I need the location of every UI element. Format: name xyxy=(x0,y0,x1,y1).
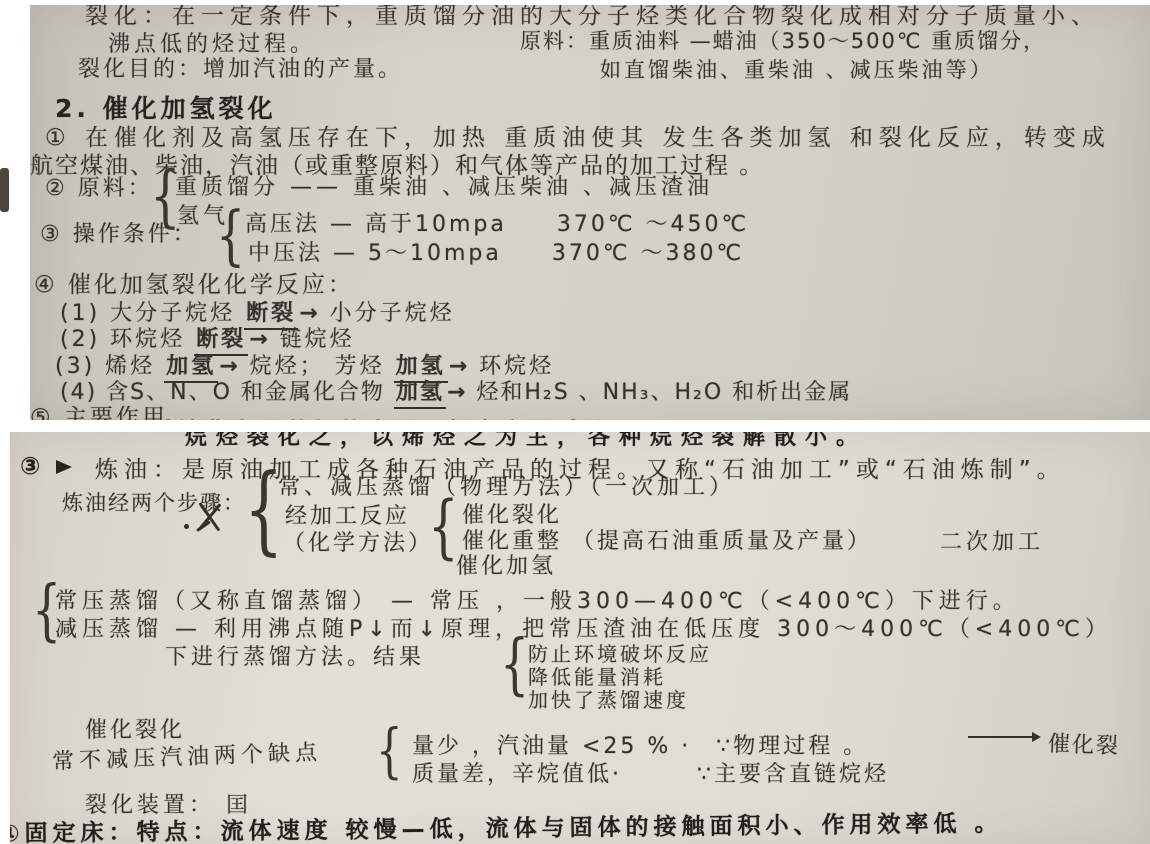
brace-conditions: { xyxy=(216,203,245,267)
pointer-arrow-line xyxy=(968,736,1034,738)
dot-doodle xyxy=(184,524,189,529)
note-condition-high-pressure: 高压法 — 高于10mpa 370℃ ～450℃ xyxy=(245,207,749,238)
note-drawback-2: 质量差，辛烷值低· ∵主要含直链烷烃 xyxy=(412,757,889,788)
brace-results: { xyxy=(500,630,529,697)
note-atmospheric-distillation: 常压蒸馏（又称直馏蒸馏） — 常压 ，一般300—400℃（<400℃）下进行。 xyxy=(55,584,1020,615)
note-step1-distillation: 常、减压蒸馏（物理方法）（一次加工） xyxy=(278,470,735,501)
note-line-feedstock2: 如直馏柴油、重柴油 、减压柴油等） xyxy=(600,54,994,84)
reaction-arrow-icon: → xyxy=(447,380,467,405)
note-pointer-target: 催化裂 xyxy=(1047,727,1120,760)
note-drawback-1: 量少 ，汽油量 <25 % · ∵物理过程 。 xyxy=(412,729,868,760)
note-line-feedstock: 原料：重质油料 —蜡油（350～500℃ 重质馏分， xyxy=(520,25,1046,55)
refining-marker: ③ xyxy=(20,452,43,480)
bottom-photo: 烷烃裂化之，以烯烃之为主，各种烷烃裂解散小。 ③ 炼油：是原油加工成各种石油产品… xyxy=(10,432,1150,844)
pointer-arrow-head-icon xyxy=(1032,732,1041,742)
note-result-3: 加快了蒸馏速度 xyxy=(528,684,689,713)
cross-doodle xyxy=(196,502,222,532)
note-raw-material-item1: 重质馏分 —— 重柴油 、减压柴油 、减压渣油 xyxy=(175,170,713,201)
note-condition-mid-pressure: 中压法 — 5～10mpa 370℃ ～380℃ xyxy=(248,236,744,267)
section-heading-catalytic-cracking: 催化裂化 xyxy=(85,713,185,744)
note-line-cutoff-top: 烷烃裂化之，以烯烃之为主，各种烷烃裂解散小。 xyxy=(185,432,867,451)
reaction-product: 烃和H₂S 、NH₃、H₂O 和析出金属 xyxy=(476,380,852,405)
note-chem-hydrogenation: 催化加氢 xyxy=(456,549,556,580)
reaction-condition-label: 加氢 xyxy=(394,375,446,409)
note-label-raw-material: ② 原料： xyxy=(45,171,153,202)
arrow-marker-icon xyxy=(56,460,72,474)
note-label-conditions: ③ 操作条件： xyxy=(40,217,198,248)
brace-chemical-methods: { xyxy=(428,492,459,562)
ink-smudge xyxy=(0,168,9,212)
reaction-line-4: (4) 含S、N、O 和金属化合物加氢→烃和H₂S 、NH₃、H₂O 和析出金属 xyxy=(60,375,852,409)
note-secondary-processing: 二次加工 xyxy=(940,525,1044,556)
note-step2b-chemical: （化学方法） xyxy=(283,526,433,557)
note-vacuum-distillation-2: 下进行蒸馏方法。结果 xyxy=(165,640,425,671)
note-line-purpose: 裂化目的：增加汽油的产量。 xyxy=(78,52,403,83)
top-photo: 裂化：在一定条件下，重质馏分油的大分子烃类化合物裂化成相对分子质量小、 沸点低的… xyxy=(30,5,1150,420)
note-line-cutoff-bottom: 提高轻质油收率及其烃的含量，提高产品质量 xyxy=(70,414,610,420)
brace-drawbacks: { xyxy=(376,722,403,781)
section-heading-reactions: ④ 催化加氢裂化化学反应： xyxy=(34,266,354,299)
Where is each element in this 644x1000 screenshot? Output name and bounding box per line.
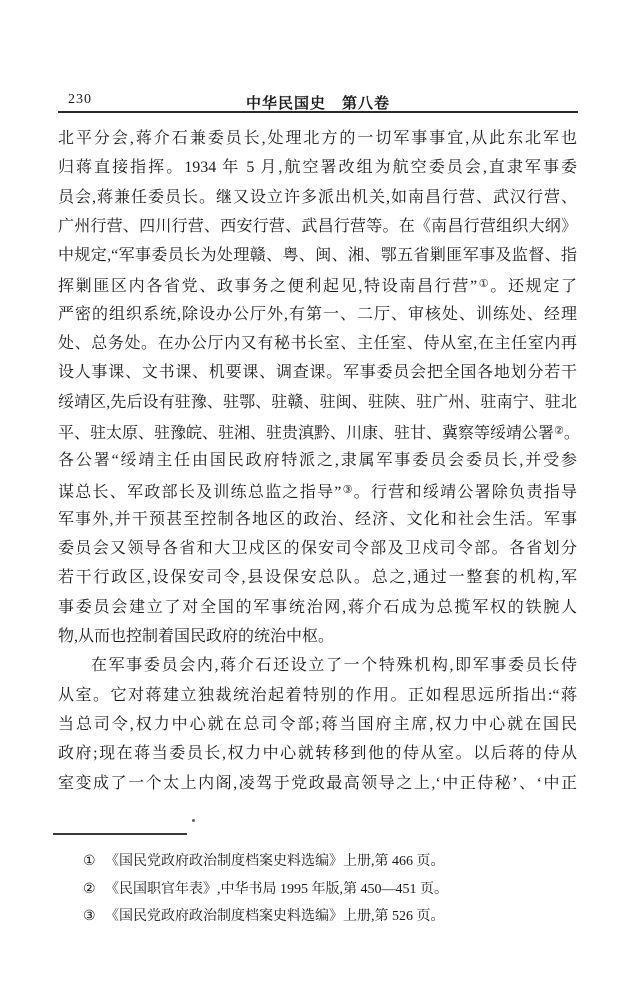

----

→ EXERCISE AIM
Gather every line of the records that contains the string "烃和H₂S", with case counting.

→ RESULT FOR THIS TASK
reaction-product: 烃和H₂S 、NH₃、H₂O 和析出金属 xyxy=(476,380,852,405)
reaction-line-4: (4) 含S、N、O 和金属化合物加氢→烃和H₂S 、NH₃、H₂O 和析出金属 xyxy=(60,375,852,409)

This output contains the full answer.